Write out the records beneath this line exactly as they appear, minus any images.
>> start EXCERPTED DATA
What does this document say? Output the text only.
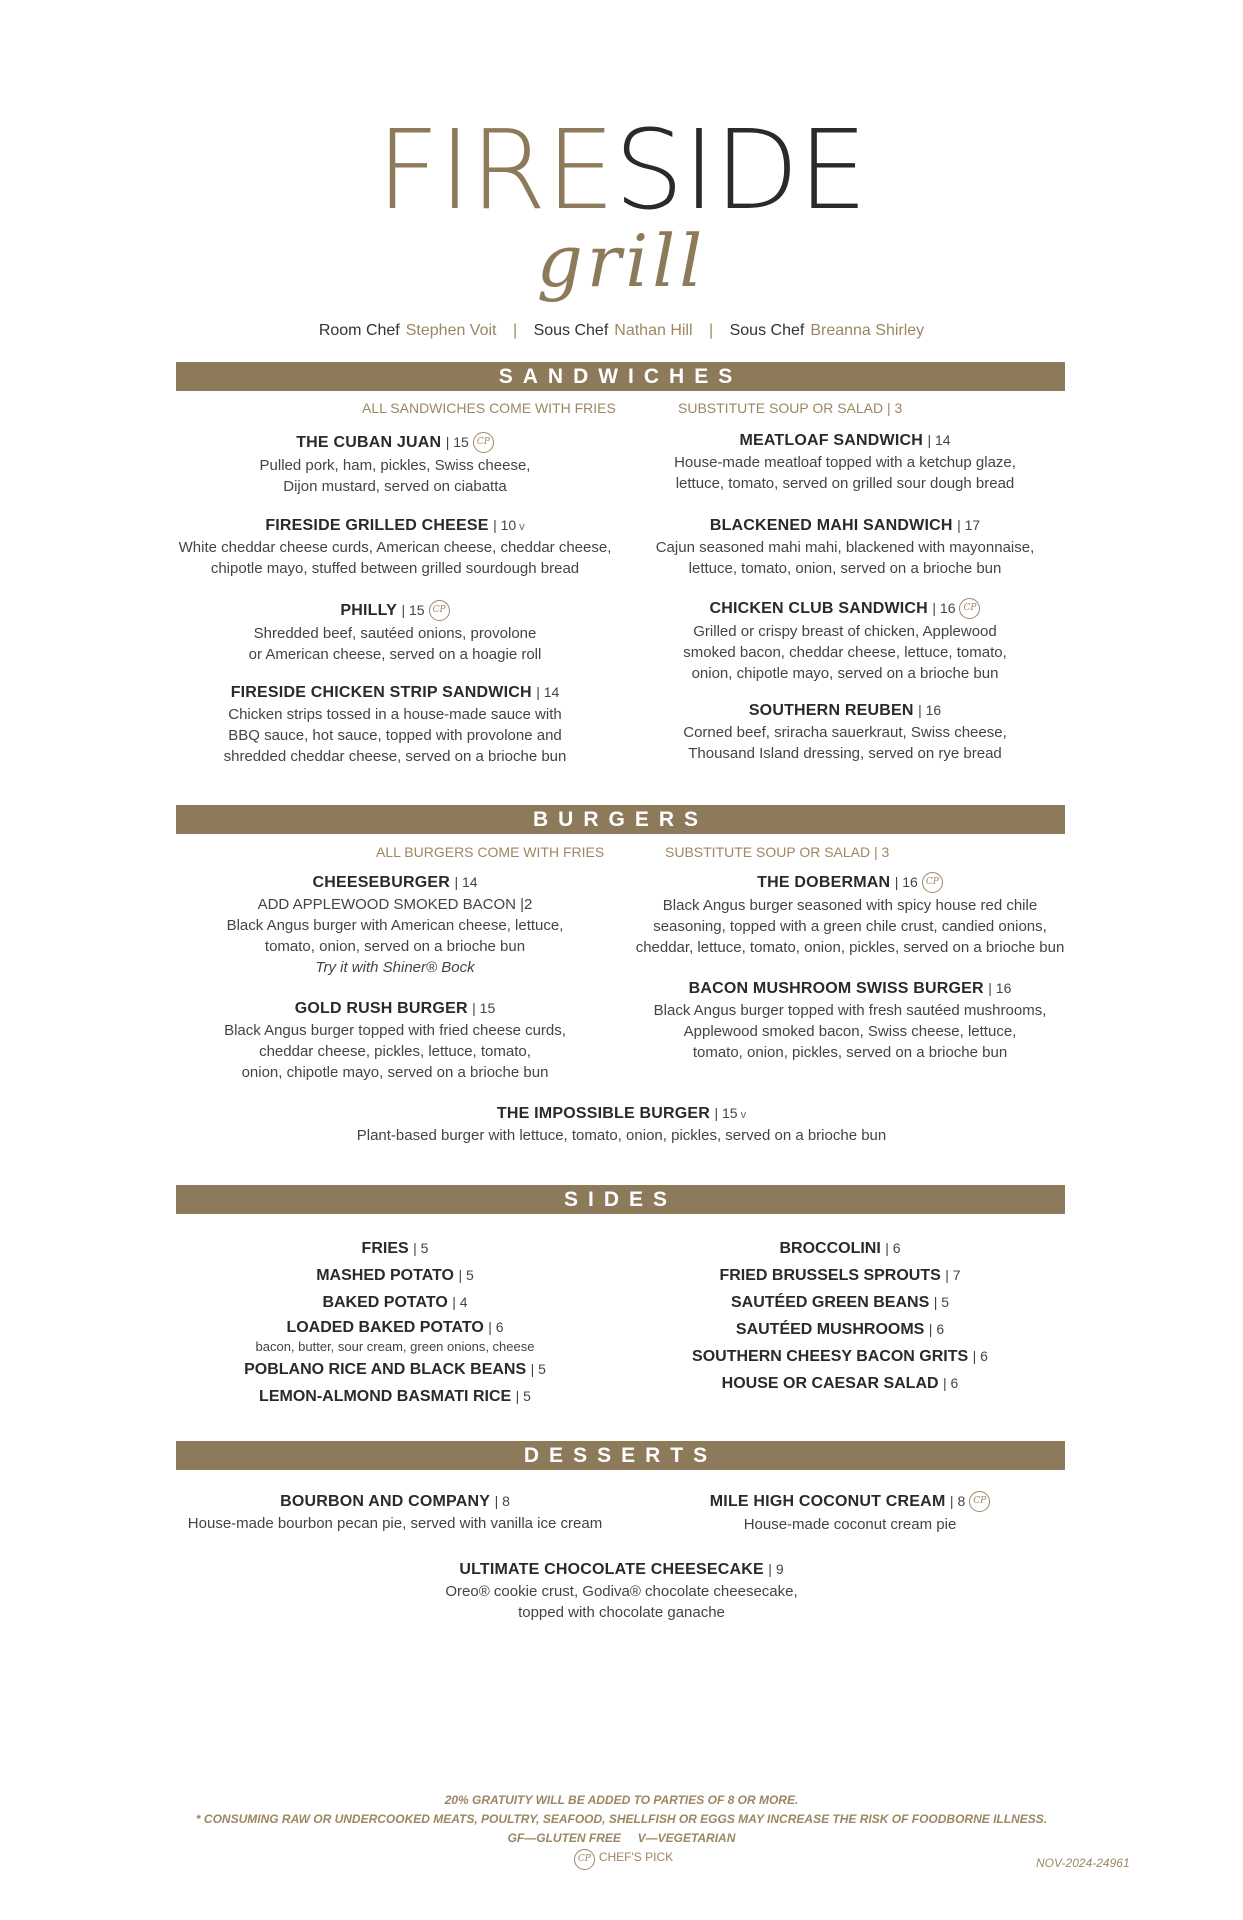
FIRESIDE
grill
Room Chef Stephen Voit | Sous Chef Nathan Hill | Sous Chef Breanna Shirley
SANDWICHES
ALL SANDWICHES COME WITH FRIES	SUBSTITUTE SOUP OR SALAD | 3
THE CUBAN JUAN | 15 CP
Pulled pork, ham, pickles, Swiss cheese,
Dijon mustard, served on ciabatta
FIRESIDE GRILLED CHEESE | 10 v
White cheddar cheese curds, American cheese, cheddar cheese,
chipotle mayo, stuffed between grilled sourdough bread
PHILLY | 15 CP
Shredded beef, sautéed onions, provolone
or American cheese, served on a hoagie roll
FIRESIDE CHICKEN STRIP SANDWICH | 14
Chicken strips tossed in a house-made sauce with
BBQ sauce, hot sauce, topped with provolone and
shredded cheddar cheese, served on a brioche bun
MEATLOAF SANDWICH | 14
House-made meatloaf topped with a ketchup glaze,
lettuce, tomato, served on grilled sour dough bread
BLACKENED MAHI SANDWICH | 17
Cajun seasoned mahi mahi, blackened with mayonnaise,
lettuce, tomato, onion, served on a brioche bun
CHICKEN CLUB SANDWICH | 16 CP
Grilled or crispy breast of chicken, Applewood
smoked bacon, cheddar cheese, lettuce, tomato,
onion, chipotle mayo, served on a brioche bun
SOUTHERN REUBEN | 16
Corned beef, sriracha sauerkraut, Swiss cheese,
Thousand Island dressing, served on rye bread
BURGERS
ALL BURGERS COME WITH FRIES	SUBSTITUTE SOUP OR SALAD | 3
CHEESEBURGER | 14
ADD APPLEWOOD SMOKED BACON |2
Black Angus burger with American cheese, lettuce,
tomato, onion, served on a brioche bun
Try it with Shiner® Bock
GOLD RUSH BURGER | 15
Black Angus burger topped with fried cheese curds,
cheddar cheese, pickles, lettuce, tomato,
onion, chipotle mayo, served on a brioche bun
THE DOBERMAN | 16 CP
Black Angus burger seasoned with spicy house red chile
seasoning, topped with a green chile crust, candied onions,
cheddar, lettuce, tomato, onion, pickles, served on a brioche bun
BACON MUSHROOM SWISS BURGER | 16
Black Angus burger topped with fresh sautéed mushrooms,
Applewood smoked bacon, Swiss cheese, lettuce,
tomato, onion, pickles, served on a brioche bun
THE IMPOSSIBLE BURGER | 15 v
Plant-based burger with lettuce, tomato, onion, pickles, served on a brioche bun
SIDES
FRIES | 5
MASHED POTATO | 5
BAKED POTATO | 4
LOADED BAKED POTATO | 6
bacon, butter, sour cream, green onions, cheese
POBLANO RICE AND BLACK BEANS | 5
LEMON-ALMOND BASMATI RICE | 5
BROCCOLINI | 6
FRIED BRUSSELS SPROUTS | 7
SAUTÉED GREEN BEANS | 5
SAUTÉED MUSHROOMS | 6
SOUTHERN CHEESY BACON GRITS | 6
HOUSE OR CAESAR SALAD | 6
DESSERTS
BOURBON AND COMPANY | 8
House-made bourbon pecan pie, served with vanilla ice cream
MILE HIGH COCONUT CREAM | 8 CP
House-made coconut cream pie
ULTIMATE CHOCOLATE CHEESECAKE | 9
Oreo® cookie crust, Godiva® chocolate cheesecake,
topped with chocolate ganache
20% GRATUITY WILL BE ADDED TO PARTIES OF 8 OR MORE.
* CONSUMING RAW OR UNDERCOOKED MEATS, POULTRY, SEAFOOD, SHELLFISH OR EGGS MAY INCREASE THE RISK OF FOODBORNE ILLNESS.
GF—GLUTEN FREE     V—VEGETARIAN
CP CHEF'S PICK	NOV-2024-24961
>> end EXCERPTED DATA
• **TASK ANSWER**:
What does this document say? Output the text only.
FIRESIDE
grill
Room Chef Stephen Voit | Sous Chef Nathan Hill | Sous Chef Breanna Shirley
SANDWICHES
ALL SANDWICHES COME WITH FRIES	SUBSTITUTE SOUP OR SALAD | 3
THE CUBAN JUAN | 15 CP
Pulled pork, ham, pickles, Swiss cheese,
Dijon mustard, served on ciabatta
FIRESIDE GRILLED CHEESE | 10 v
White cheddar cheese curds, American cheese, cheddar cheese,
chipotle mayo, stuffed between grilled sourdough bread
PHILLY | 15 CP
Shredded beef, sautéed onions, provolone
or American cheese, served on a hoagie roll
FIRESIDE CHICKEN STRIP SANDWICH | 14
Chicken strips tossed in a house-made sauce with
BBQ sauce, hot sauce, topped with provolone and
shredded cheddar cheese, served on a brioche bun
MEATLOAF SANDWICH | 14
House-made meatloaf topped with a ketchup glaze,
lettuce, tomato, served on grilled sour dough bread
BLACKENED MAHI SANDWICH | 17
Cajun seasoned mahi mahi, blackened with mayonnaise,
lettuce, tomato, onion, served on a brioche bun
CHICKEN CLUB SANDWICH | 16 CP
Grilled or crispy breast of chicken, Applewood
smoked bacon, cheddar cheese, lettuce, tomato,
onion, chipotle mayo, served on a brioche bun
SOUTHERN REUBEN | 16
Corned beef, sriracha sauerkraut, Swiss cheese,
Thousand Island dressing, served on rye bread
BURGERS
ALL BURGERS COME WITH FRIES	SUBSTITUTE SOUP OR SALAD | 3
CHEESEBURGER | 14
ADD APPLEWOOD SMOKED BACON |2
Black Angus burger with American cheese, lettuce,
tomato, onion, served on a brioche bun
Try it with Shiner® Bock
GOLD RUSH BURGER | 15
Black Angus burger topped with fried cheese curds,
cheddar cheese, pickles, lettuce, tomato,
onion, chipotle mayo, served on a brioche bun
THE DOBERMAN | 16 CP
Black Angus burger seasoned with spicy house red chile
seasoning, topped with a green chile crust, candied onions,
cheddar, lettuce, tomato, onion, pickles, served on a brioche bun
BACON MUSHROOM SWISS BURGER | 16
Black Angus burger topped with fresh sautéed mushrooms,
Applewood smoked bacon, Swiss cheese, lettuce,
tomato, onion, pickles, served on a brioche bun
THE IMPOSSIBLE BURGER | 15 v
Plant-based burger with lettuce, tomato, onion, pickles, served on a brioche bun
SIDES
FRIES | 5
MASHED POTATO | 5
BAKED POTATO | 4
LOADED BAKED POTATO | 6
bacon, butter, sour cream, green onions, cheese
POBLANO RICE AND BLACK BEANS | 5
LEMON-ALMOND BASMATI RICE | 5
BROCCOLINI | 6
FRIED BRUSSELS SPROUTS | 7
SAUTÉED GREEN BEANS | 5
SAUTÉED MUSHROOMS | 6
SOUTHERN CHEESY BACON GRITS | 6
HOUSE OR CAESAR SALAD | 6
DESSERTS
BOURBON AND COMPANY | 8
House-made bourbon pecan pie, served with vanilla ice cream
MILE HIGH COCONUT CREAM | 8 CP
House-made coconut cream pie
ULTIMATE CHOCOLATE CHEESECAKE | 9
Oreo® cookie crust, Godiva® chocolate cheesecake,
topped with chocolate ganache
20% GRATUITY WILL BE ADDED TO PARTIES OF 8 OR MORE.
* CONSUMING RAW OR UNDERCOOKED MEATS, POULTRY, SEAFOOD, SHELLFISH OR EGGS MAY INCREASE THE RISK OF FOODBORNE ILLNESS.
GF—GLUTEN FREE     V—VEGETARIAN
CP CHEF'S PICK	NOV-2024-24961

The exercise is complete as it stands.